TASK TO COMPLETE:
Write out every single entry exactly.

* Begin PROVIDED RECORDS *

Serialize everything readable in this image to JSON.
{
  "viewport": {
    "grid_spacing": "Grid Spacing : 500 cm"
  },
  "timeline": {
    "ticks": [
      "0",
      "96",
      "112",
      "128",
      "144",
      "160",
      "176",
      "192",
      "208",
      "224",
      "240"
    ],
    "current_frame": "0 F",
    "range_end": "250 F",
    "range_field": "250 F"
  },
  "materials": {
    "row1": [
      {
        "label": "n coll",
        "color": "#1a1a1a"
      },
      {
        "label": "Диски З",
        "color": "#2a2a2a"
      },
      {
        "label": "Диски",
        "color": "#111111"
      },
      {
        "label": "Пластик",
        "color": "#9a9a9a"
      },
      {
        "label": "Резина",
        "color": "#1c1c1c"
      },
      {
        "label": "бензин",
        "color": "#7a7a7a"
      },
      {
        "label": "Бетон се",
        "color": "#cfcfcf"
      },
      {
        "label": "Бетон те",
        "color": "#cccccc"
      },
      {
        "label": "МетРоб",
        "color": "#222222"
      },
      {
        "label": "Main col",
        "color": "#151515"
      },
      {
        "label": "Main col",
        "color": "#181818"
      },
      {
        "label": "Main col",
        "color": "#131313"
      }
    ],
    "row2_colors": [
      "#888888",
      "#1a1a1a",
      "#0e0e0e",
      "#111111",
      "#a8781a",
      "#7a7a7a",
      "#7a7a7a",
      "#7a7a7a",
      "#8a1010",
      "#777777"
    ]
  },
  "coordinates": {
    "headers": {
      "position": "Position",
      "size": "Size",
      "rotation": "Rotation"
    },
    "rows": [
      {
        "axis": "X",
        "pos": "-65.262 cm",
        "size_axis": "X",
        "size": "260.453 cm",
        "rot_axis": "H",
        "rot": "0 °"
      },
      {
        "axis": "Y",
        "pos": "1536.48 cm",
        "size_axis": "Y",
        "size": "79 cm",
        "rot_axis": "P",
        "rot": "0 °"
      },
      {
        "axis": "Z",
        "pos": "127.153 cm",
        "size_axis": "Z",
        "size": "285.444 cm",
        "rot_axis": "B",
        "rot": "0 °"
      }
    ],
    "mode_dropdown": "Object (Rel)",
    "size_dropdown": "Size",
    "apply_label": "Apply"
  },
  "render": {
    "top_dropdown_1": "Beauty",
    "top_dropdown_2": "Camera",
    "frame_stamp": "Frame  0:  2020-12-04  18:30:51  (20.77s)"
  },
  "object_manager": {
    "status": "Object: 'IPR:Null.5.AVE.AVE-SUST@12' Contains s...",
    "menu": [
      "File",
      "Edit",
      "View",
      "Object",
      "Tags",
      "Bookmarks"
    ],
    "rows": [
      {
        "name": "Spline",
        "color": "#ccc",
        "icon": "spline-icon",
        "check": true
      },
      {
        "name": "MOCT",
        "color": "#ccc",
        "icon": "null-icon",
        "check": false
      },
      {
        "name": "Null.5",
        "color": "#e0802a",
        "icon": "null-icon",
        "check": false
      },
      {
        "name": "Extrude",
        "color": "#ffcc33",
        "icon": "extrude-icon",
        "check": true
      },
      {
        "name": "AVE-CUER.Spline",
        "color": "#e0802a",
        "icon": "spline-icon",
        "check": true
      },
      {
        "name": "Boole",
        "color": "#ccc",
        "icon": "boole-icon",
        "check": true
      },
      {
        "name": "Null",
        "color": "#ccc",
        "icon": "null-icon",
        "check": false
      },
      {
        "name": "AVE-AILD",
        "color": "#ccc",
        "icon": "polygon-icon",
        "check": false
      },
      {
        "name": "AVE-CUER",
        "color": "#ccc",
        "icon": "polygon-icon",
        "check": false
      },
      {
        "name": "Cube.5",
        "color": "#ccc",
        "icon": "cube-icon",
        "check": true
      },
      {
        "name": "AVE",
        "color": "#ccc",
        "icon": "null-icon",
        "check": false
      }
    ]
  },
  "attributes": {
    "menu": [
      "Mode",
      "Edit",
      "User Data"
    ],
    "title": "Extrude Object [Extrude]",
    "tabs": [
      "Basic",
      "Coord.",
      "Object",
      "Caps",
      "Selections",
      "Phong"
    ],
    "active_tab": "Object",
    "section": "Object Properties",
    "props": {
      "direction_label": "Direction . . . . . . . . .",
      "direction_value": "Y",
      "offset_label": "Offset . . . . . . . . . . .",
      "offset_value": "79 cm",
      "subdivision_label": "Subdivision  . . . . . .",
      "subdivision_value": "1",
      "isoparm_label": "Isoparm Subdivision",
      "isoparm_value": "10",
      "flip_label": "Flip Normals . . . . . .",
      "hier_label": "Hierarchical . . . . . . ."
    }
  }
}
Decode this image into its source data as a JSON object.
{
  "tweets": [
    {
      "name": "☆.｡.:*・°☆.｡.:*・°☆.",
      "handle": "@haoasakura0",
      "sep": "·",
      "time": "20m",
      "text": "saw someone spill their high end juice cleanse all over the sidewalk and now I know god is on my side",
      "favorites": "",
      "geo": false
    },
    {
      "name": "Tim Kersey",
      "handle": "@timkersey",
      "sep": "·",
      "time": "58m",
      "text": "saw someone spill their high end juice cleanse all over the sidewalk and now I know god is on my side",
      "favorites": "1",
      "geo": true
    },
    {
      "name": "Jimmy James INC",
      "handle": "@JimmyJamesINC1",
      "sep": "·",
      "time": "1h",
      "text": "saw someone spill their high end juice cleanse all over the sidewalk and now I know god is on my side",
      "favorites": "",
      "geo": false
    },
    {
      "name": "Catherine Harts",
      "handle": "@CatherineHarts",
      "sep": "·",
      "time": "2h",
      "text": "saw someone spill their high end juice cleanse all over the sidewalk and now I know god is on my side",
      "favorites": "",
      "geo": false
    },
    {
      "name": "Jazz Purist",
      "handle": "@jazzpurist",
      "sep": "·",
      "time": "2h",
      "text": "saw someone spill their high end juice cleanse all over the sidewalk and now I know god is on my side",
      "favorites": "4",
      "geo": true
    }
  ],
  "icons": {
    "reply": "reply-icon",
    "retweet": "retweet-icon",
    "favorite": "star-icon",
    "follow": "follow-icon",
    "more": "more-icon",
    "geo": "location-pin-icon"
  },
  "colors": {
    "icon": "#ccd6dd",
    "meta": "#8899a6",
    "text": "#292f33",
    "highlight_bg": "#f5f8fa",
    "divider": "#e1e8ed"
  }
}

* End PROVIDED RECORDS *

EXERCISE RESPONSE:
Serialize everything readable in this image to JSON.
{
  "viewport": {
    "grid_spacing": "Grid Spacing : 500 cm"
  },
  "timeline": {
    "ticks": [
      "0",
      "96",
      "112",
      "128",
      "144",
      "160",
      "176",
      "192",
      "208",
      "224",
      "240"
    ],
    "current_frame": "0 F",
    "range_end": "250 F",
    "range_field": "250 F"
  },
  "materials": {
    "row1": [
      {
        "label": "n coll",
        "color": "#1a1a1a"
      },
      {
        "label": "Диски З",
        "color": "#2a2a2a"
      },
      {
        "label": "Диски",
        "color": "#111111"
      },
      {
        "label": "Пластик",
        "color": "#9a9a9a"
      },
      {
        "label": "Резина",
        "color": "#1c1c1c"
      },
      {
        "label": "бензин",
        "color": "#7a7a7a"
      },
      {
        "label": "Бетон се",
        "color": "#cfcfcf"
      },
      {
        "label": "Бетон те",
        "color": "#cccccc"
      },
      {
        "label": "МетРоб",
        "color": "#222222"
      },
      {
        "label": "Main col",
        "color": "#151515"
      },
      {
        "label": "Main col",
        "color": "#181818"
      },
      {
        "label": "Main col",
        "color": "#131313"
      }
    ],
    "row2_colors": [
      "#888888",
      "#1a1a1a",
      "#0e0e0e",
      "#111111",
      "#a8781a",
      "#7a7a7a",
      "#7a7a7a",
      "#7a7a7a",
      "#8a1010",
      "#777777"
    ]
  },
  "coordinates": {
    "headers": {
      "position": "Position",
      "size": "Size",
      "rotation": "Rotation"
    },
    "rows": [
      {
        "axis": "X",
        "pos": "-65.262 cm",
        "size_axis": "X",
        "size": "260.453 cm",
        "rot_axis": "H",
        "rot": "0 °"
      },
      {
        "axis": "Y",
        "pos": "1536.48 cm",
        "size_axis": "Y",
        "size": "79 cm",
        "rot_axis": "P",
        "rot": "0 °"
      },
      {
        "axis": "Z",
        "pos": "127.153 cm",
        "size_axis": "Z",
        "size": "285.444 cm",
        "rot_axis": "B",
        "rot": "0 °"
      }
    ],
    "mode_dropdown": "Object (Rel)",
    "size_dropdown": "Size",
    "apply_label": "Apply"
  },
  "render": {
    "top_dropdown_1": "Beauty",
    "top_dropdown_2": "Camera",
    "frame_stamp": "Frame  0:  2020-12-04  18:30:51  (20.77s)"
  },
  "object_manager": {
    "status": "Object: 'IPR:Null.5.AVE.AVE-SUST@12' Contains s...",
    "menu": [
      "File",
      "Edit",
      "View",
      "Object",
      "Tags",
      "Bookmarks"
    ],
    "rows": [
      {
        "name": "Spline",
        "color": "#ccc",
        "icon": "spline-icon",
        "check": true
      },
      {
        "name": "MOCT",
        "color": "#ccc",
        "icon": "null-icon",
        "check": false
      },
      {
        "name": "Null.5",
        "color": "#e0802a",
        "icon": "null-icon",
        "check": false
      },
      {
        "name": "Extrude",
        "color": "#ffcc33",
        "icon": "extrude-icon",
        "check": true
      },
      {
        "name": "AVE-CUER.Spline",
        "color": "#e0802a",
        "icon": "spline-icon",
        "check": true
      },
      {
        "name": "Boole",
        "color": "#ccc",
        "icon": "boole-icon",
        "check": true
      },
      {
        "name": "Null",
        "color": "#ccc",
        "icon": "null-icon",
        "check": false
      },
      {
        "name": "AVE-AILD",
        "color": "#ccc",
        "icon": "polygon-icon",
        "check": false
      },
      {
        "name": "AVE-CUER",
        "color": "#ccc",
        "icon": "polygon-icon",
        "check": false
      },
      {
        "name": "Cube.5",
        "color": "#ccc",
        "icon": "cube-icon",
        "check": true
      },
      {
        "name": "AVE",
        "color": "#ccc",
        "icon": "null-icon",
        "check": false
      }
    ]
  },
  "attributes": {
    "menu": [
      "Mode",
      "Edit",
      "User Data"
    ],
    "title": "Extrude Object [Extrude]",
    "tabs": [
      "Basic",
      "Coord.",
      "Object",
      "Caps",
      "Selections",
      "Phong"
    ],
    "active_tab": "Object",
    "section": "Object Properties",
    "props": {
      "direction_label": "Direction . . . . . . . . .",
      "direction_value": "Y",
      "offset_label": "Offset . . . . . . . . . . .",
      "offset_value": "79 cm",
      "subdivision_label": "Subdivision  . . . . . .",
      "subdivision_value": "1",
      "isoparm_label": "Isoparm Subdivision",
      "isoparm_value": "10",
      "flip_label": "Flip Normals . . . . . .",
      "hier_label": "Hierarchical . . . . . . ."
    }
  }
}
Decode this image into its source data as a JSON object.
{
  "tweets": [
    {
      "name": "☆.｡.:*・°☆.｡.:*・°☆.",
      "handle": "@haoasakura0",
      "sep": "·",
      "time": "20m",
      "text": "saw someone spill their high end juice cleanse all over the sidewalk and now I know god is on my side",
      "favorites": "",
      "geo": false
    },
    {
      "name": "Tim Kersey",
      "handle": "@timkersey",
      "sep": "·",
      "time": "58m",
      "text": "saw someone spill their high end juice cleanse all over the sidewalk and now I know god is on my side",
      "favorites": "1",
      "geo": true
    },
    {
      "name": "Jimmy James INC",
      "handle": "@JimmyJamesINC1",
      "sep": "·",
      "time": "1h",
      "text": "saw someone spill their high end juice cleanse all over the sidewalk and now I know god is on my side",
      "favorites": "",
      "geo": false
    },
    {
      "name": "Catherine Harts",
      "handle": "@CatherineHarts",
      "sep": "·",
      "time": "2h",
      "text": "saw someone spill their high end juice cleanse all over the sidewalk and now I know god is on my side",
      "favorites": "",
      "geo": false
    },
    {
      "name": "Jazz Purist",
      "handle": "@jazzpurist",
      "sep": "·",
      "time": "2h",
      "text": "saw someone spill their high end juice cleanse all over the sidewalk and now I know god is on my side",
      "favorites": "4",
      "geo": true
    }
  ],
  "icons": {
    "reply": "reply-icon",
    "retweet": "retweet-icon",
    "favorite": "star-icon",
    "follow": "follow-icon",
    "more": "more-icon",
    "geo": "location-pin-icon"
  },
  "colors": {
    "icon": "#ccd6dd",
    "meta": "#8899a6",
    "text": "#292f33",
    "highlight_bg": "#f5f8fa",
    "divider": "#e1e8ed"
  }
}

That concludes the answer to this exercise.